SET TASK: Below are some entries. Copy each line that holds the string "value".
━━ GIVEN ENTRIES ━━
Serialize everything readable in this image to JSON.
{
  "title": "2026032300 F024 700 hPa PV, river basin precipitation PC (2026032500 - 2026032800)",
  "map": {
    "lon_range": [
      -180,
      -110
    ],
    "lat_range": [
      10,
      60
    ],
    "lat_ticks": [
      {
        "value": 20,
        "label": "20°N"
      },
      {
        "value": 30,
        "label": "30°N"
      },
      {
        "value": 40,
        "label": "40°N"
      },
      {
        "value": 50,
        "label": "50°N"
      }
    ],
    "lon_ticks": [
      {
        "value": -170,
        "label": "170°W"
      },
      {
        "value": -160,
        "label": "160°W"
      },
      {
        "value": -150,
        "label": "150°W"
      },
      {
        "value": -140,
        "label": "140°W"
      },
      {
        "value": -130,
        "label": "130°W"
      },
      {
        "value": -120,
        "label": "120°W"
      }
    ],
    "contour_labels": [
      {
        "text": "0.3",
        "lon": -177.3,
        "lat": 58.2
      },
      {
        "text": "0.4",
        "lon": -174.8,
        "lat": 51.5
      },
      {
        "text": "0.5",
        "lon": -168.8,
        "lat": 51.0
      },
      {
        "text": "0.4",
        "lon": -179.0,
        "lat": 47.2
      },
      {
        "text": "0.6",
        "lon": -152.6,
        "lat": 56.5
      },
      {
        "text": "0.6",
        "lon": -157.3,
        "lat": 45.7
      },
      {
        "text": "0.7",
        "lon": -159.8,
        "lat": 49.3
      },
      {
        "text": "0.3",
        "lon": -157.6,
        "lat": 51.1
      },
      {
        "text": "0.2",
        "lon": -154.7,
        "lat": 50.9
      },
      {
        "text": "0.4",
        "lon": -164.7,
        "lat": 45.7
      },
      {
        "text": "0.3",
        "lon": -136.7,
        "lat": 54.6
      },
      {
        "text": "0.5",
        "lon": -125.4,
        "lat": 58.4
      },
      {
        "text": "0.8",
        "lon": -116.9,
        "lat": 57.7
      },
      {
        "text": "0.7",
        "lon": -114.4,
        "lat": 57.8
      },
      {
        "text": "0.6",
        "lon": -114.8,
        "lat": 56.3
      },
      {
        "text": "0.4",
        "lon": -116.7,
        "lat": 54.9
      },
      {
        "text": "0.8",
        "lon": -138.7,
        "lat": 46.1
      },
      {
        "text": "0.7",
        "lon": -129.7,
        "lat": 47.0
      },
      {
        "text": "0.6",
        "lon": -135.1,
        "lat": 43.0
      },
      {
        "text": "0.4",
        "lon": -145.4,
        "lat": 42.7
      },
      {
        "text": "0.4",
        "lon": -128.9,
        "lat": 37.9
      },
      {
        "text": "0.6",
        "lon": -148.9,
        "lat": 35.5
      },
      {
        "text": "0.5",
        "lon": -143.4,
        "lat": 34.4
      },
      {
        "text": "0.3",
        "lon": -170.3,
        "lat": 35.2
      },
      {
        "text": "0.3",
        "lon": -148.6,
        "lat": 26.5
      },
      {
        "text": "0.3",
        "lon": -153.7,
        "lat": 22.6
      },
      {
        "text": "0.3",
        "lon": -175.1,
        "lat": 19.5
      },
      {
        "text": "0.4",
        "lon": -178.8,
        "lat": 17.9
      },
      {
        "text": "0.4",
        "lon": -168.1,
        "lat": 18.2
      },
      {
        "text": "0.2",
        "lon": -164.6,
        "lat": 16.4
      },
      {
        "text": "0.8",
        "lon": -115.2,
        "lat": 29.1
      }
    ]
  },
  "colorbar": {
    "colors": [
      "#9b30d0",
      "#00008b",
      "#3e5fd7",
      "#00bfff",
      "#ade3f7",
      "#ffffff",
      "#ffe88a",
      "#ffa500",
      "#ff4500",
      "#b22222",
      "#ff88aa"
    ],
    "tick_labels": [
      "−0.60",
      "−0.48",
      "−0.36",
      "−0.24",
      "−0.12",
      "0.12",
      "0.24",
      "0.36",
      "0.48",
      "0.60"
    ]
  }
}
━━━
EXERCISE SOLUTION:
        "value": 20,
        "value": 30,
        "value": 40,
        "value": 50,
        "value": -170,
        "value": -160,
        "value": -150,
        "value": -140,
        "value": -130,
        "value": -120,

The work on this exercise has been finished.